Aim → Return each line of the material verbatim.

Extracted information →
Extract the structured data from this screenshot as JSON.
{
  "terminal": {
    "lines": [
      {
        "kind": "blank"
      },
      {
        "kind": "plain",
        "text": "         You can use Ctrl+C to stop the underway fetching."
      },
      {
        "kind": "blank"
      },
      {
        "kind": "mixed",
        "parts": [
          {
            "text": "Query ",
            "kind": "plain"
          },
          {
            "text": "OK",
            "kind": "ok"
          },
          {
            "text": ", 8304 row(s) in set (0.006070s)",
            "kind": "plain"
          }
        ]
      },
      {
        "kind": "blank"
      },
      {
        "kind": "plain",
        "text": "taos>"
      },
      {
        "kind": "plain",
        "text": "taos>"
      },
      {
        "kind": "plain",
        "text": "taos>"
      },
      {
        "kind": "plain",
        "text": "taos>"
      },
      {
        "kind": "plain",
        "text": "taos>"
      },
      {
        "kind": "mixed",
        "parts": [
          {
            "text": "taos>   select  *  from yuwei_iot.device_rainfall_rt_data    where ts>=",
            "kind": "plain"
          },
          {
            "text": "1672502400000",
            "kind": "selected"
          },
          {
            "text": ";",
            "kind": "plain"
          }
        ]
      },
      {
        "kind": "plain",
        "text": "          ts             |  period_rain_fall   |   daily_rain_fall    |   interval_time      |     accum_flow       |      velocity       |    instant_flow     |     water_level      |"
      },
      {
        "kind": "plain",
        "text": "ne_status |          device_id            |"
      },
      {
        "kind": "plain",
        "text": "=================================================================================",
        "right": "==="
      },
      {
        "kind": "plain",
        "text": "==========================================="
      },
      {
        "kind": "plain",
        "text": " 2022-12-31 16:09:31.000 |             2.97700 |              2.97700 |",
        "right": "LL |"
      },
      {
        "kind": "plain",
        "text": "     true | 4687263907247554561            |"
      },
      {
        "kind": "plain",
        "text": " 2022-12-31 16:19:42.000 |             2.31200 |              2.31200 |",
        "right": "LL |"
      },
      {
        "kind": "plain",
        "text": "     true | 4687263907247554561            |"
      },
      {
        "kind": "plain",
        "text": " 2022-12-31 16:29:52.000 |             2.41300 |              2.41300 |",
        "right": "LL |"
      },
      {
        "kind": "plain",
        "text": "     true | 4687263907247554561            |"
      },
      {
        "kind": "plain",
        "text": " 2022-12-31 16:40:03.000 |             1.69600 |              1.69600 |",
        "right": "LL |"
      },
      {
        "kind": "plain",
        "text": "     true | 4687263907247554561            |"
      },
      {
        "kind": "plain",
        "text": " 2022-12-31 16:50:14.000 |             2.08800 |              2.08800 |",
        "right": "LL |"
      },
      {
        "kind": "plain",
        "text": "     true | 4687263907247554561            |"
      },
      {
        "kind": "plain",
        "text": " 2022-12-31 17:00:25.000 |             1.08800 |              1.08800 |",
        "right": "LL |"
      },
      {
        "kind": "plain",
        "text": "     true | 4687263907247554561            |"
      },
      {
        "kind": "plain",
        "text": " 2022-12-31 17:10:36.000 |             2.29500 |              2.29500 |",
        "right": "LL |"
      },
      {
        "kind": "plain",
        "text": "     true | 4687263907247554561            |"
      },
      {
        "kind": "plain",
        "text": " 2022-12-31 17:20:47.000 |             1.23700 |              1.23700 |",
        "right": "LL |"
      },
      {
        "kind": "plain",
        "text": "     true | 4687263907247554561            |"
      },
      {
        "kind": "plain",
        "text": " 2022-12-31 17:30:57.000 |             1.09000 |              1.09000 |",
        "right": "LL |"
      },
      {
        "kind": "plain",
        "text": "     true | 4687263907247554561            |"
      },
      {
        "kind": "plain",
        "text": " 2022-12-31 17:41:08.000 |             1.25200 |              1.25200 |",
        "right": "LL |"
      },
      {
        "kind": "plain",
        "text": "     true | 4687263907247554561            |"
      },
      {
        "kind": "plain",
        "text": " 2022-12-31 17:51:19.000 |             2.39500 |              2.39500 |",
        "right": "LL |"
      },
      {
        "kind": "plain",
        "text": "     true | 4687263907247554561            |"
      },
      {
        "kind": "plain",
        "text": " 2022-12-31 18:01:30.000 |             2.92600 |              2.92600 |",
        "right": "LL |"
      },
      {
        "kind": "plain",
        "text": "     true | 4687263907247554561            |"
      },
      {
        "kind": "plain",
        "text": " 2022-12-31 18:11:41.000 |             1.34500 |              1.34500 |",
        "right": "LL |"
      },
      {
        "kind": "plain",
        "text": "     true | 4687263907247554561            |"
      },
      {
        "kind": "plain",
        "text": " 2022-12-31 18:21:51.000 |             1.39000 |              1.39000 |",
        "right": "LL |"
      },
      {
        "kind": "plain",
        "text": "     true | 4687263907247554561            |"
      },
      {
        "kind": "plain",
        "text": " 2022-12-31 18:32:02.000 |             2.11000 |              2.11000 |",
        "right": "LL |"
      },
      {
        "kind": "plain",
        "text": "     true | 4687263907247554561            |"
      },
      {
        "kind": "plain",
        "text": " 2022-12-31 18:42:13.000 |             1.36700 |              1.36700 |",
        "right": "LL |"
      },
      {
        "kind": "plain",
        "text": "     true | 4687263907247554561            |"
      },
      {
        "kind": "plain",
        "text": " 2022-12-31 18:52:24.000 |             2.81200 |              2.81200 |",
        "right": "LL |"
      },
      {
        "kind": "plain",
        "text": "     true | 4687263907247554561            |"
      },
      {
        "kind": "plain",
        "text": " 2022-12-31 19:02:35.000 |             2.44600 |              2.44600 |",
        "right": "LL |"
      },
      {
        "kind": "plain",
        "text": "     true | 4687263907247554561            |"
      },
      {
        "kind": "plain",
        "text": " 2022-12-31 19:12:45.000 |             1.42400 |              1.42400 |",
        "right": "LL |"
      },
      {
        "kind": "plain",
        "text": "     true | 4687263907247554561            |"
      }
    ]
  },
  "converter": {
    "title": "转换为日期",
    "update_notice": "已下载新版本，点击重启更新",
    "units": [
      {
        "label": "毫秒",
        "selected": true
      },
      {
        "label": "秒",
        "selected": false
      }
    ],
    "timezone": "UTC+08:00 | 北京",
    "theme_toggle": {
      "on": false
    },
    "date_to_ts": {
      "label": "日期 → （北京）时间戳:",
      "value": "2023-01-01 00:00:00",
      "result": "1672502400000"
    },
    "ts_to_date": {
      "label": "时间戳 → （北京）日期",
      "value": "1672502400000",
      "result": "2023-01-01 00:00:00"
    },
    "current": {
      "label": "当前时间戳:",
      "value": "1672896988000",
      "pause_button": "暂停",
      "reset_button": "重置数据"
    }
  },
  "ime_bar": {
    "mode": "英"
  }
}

Expected answer →
Extract the structured data from this screenshot as JSON.
{
  "terminal": {
    "lines": [
      {
        "kind": "blank"
      },
      {
        "kind": "plain",
        "text": "         You can use Ctrl+C to stop the underway fetching."
      },
      {
        "kind": "blank"
      },
      {
        "kind": "mixed",
        "parts": [
          {
            "text": "Query ",
            "kind": "plain"
          },
          {
            "text": "OK",
            "kind": "ok"
          },
          {
            "text": ", 8304 row(s) in set (0.006070s)",
            "kind": "plain"
          }
        ]
      },
      {
        "kind": "blank"
      },
      {
        "kind": "plain",
        "text": "taos>"
      },
      {
        "kind": "plain",
        "text": "taos>"
      },
      {
        "kind": "plain",
        "text": "taos>"
      },
      {
        "kind": "plain",
        "text": "taos>"
      },
      {
        "kind": "plain",
        "text": "taos>"
      },
      {
        "kind": "mixed",
        "parts": [
          {
            "text": "taos>   select  *  from yuwei_iot.device_rainfall_rt_data    where ts>=",
            "kind": "plain"
          },
          {
            "text": "1672502400000",
            "kind": "selected"
          },
          {
            "text": ";",
            "kind": "plain"
          }
        ]
      },
      {
        "kind": "plain",
        "text": "          ts             |  period_rain_fall   |   daily_rain_fall    |   interval_time      |     accum_flow       |      velocity       |    instant_flow     |     water_level      |"
      },
      {
        "kind": "plain",
        "text": "ne_status |          device_id            |"
      },
      {
        "kind": "plain",
        "text": "=================================================================================",
        "right": "==="
      },
      {
        "kind": "plain",
        "text": "==========================================="
      },
      {
        "kind": "plain",
        "text": " 2022-12-31 16:09:31.000 |             2.97700 |              2.97700 |",
        "right": "LL |"
      },
      {
        "kind": "plain",
        "text": "     true | 4687263907247554561            |"
      },
      {
        "kind": "plain",
        "text": " 2022-12-31 16:19:42.000 |             2.31200 |              2.31200 |",
        "right": "LL |"
      },
      {
        "kind": "plain",
        "text": "     true | 4687263907247554561            |"
      },
      {
        "kind": "plain",
        "text": " 2022-12-31 16:29:52.000 |             2.41300 |              2.41300 |",
        "right": "LL |"
      },
      {
        "kind": "plain",
        "text": "     true | 4687263907247554561            |"
      },
      {
        "kind": "plain",
        "text": " 2022-12-31 16:40:03.000 |             1.69600 |              1.69600 |",
        "right": "LL |"
      },
      {
        "kind": "plain",
        "text": "     true | 4687263907247554561            |"
      },
      {
        "kind": "plain",
        "text": " 2022-12-31 16:50:14.000 |             2.08800 |              2.08800 |",
        "right": "LL |"
      },
      {
        "kind": "plain",
        "text": "     true | 4687263907247554561            |"
      },
      {
        "kind": "plain",
        "text": " 2022-12-31 17:00:25.000 |             1.08800 |              1.08800 |",
        "right": "LL |"
      },
      {
        "kind": "plain",
        "text": "     true | 4687263907247554561            |"
      },
      {
        "kind": "plain",
        "text": " 2022-12-31 17:10:36.000 |             2.29500 |              2.29500 |",
        "right": "LL |"
      },
      {
        "kind": "plain",
        "text": "     true | 4687263907247554561            |"
      },
      {
        "kind": "plain",
        "text": " 2022-12-31 17:20:47.000 |             1.23700 |              1.23700 |",
        "right": "LL |"
      },
      {
        "kind": "plain",
        "text": "     true | 4687263907247554561            |"
      },
      {
        "kind": "plain",
        "text": " 2022-12-31 17:30:57.000 |             1.09000 |              1.09000 |",
        "right": "LL |"
      },
      {
        "kind": "plain",
        "text": "     true | 4687263907247554561            |"
      },
      {
        "kind": "plain",
        "text": " 2022-12-31 17:41:08.000 |             1.25200 |              1.25200 |",
        "right": "LL |"
      },
      {
        "kind": "plain",
        "text": "     true | 4687263907247554561            |"
      },
      {
        "kind": "plain",
        "text": " 2022-12-31 17:51:19.000 |             2.39500 |              2.39500 |",
        "right": "LL |"
      },
      {
        "kind": "plain",
        "text": "     true | 4687263907247554561            |"
      },
      {
        "kind": "plain",
        "text": " 2022-12-31 18:01:30.000 |             2.92600 |              2.92600 |",
        "right": "LL |"
      },
      {
        "kind": "plain",
        "text": "     true | 4687263907247554561            |"
      },
      {
        "kind": "plain",
        "text": " 2022-12-31 18:11:41.000 |             1.34500 |              1.34500 |",
        "right": "LL |"
      },
      {
        "kind": "plain",
        "text": "     true | 4687263907247554561            |"
      },
      {
        "kind": "plain",
        "text": " 2022-12-31 18:21:51.000 |             1.39000 |              1.39000 |",
        "right": "LL |"
      },
      {
        "kind": "plain",
        "text": "     true | 4687263907247554561            |"
      },
      {
        "kind": "plain",
        "text": " 2022-12-31 18:32:02.000 |             2.11000 |              2.11000 |",
        "right": "LL |"
      },
      {
        "kind": "plain",
        "text": "     true | 4687263907247554561            |"
      },
      {
        "kind": "plain",
        "text": " 2022-12-31 18:42:13.000 |             1.36700 |              1.36700 |",
        "right": "LL |"
      },
      {
        "kind": "plain",
        "text": "     true | 4687263907247554561            |"
      },
      {
        "kind": "plain",
        "text": " 2022-12-31 18:52:24.000 |             2.81200 |              2.81200 |",
        "right": "LL |"
      },
      {
        "kind": "plain",
        "text": "     true | 4687263907247554561            |"
      },
      {
        "kind": "plain",
        "text": " 2022-12-31 19:02:35.000 |             2.44600 |              2.44600 |",
        "right": "LL |"
      },
      {
        "kind": "plain",
        "text": "     true | 4687263907247554561            |"
      },
      {
        "kind": "plain",
        "text": " 2022-12-31 19:12:45.000 |             1.42400 |              1.42400 |",
        "right": "LL |"
      },
      {
        "kind": "plain",
        "text": "     true | 4687263907247554561            |"
      }
    ]
  },
  "converter": {
    "title": "转换为日期",
    "update_notice": "已下载新版本，点击重启更新",
    "units": [
      {
        "label": "毫秒",
        "selected": true
      },
      {
        "label": "秒",
        "selected": false
      }
    ],
    "timezone": "UTC+08:00 | 北京",
    "theme_toggle": {
      "on": false
    },
    "date_to_ts": {
      "label": "日期 → （北京）时间戳:",
      "value": "2023-01-01 00:00:00",
      "result": "1672502400000"
    },
    "ts_to_date": {
      "label": "时间戳 → （北京）日期",
      "value": "1672502400000",
      "result": "2023-01-01 00:00:00"
    },
    "current": {
      "label": "当前时间戳:",
      "value": "1672896988000",
      "pause_button": "暂停",
      "reset_button": "重置数据"
    }
  },
  "ime_bar": {
    "mode": "英"
  }
}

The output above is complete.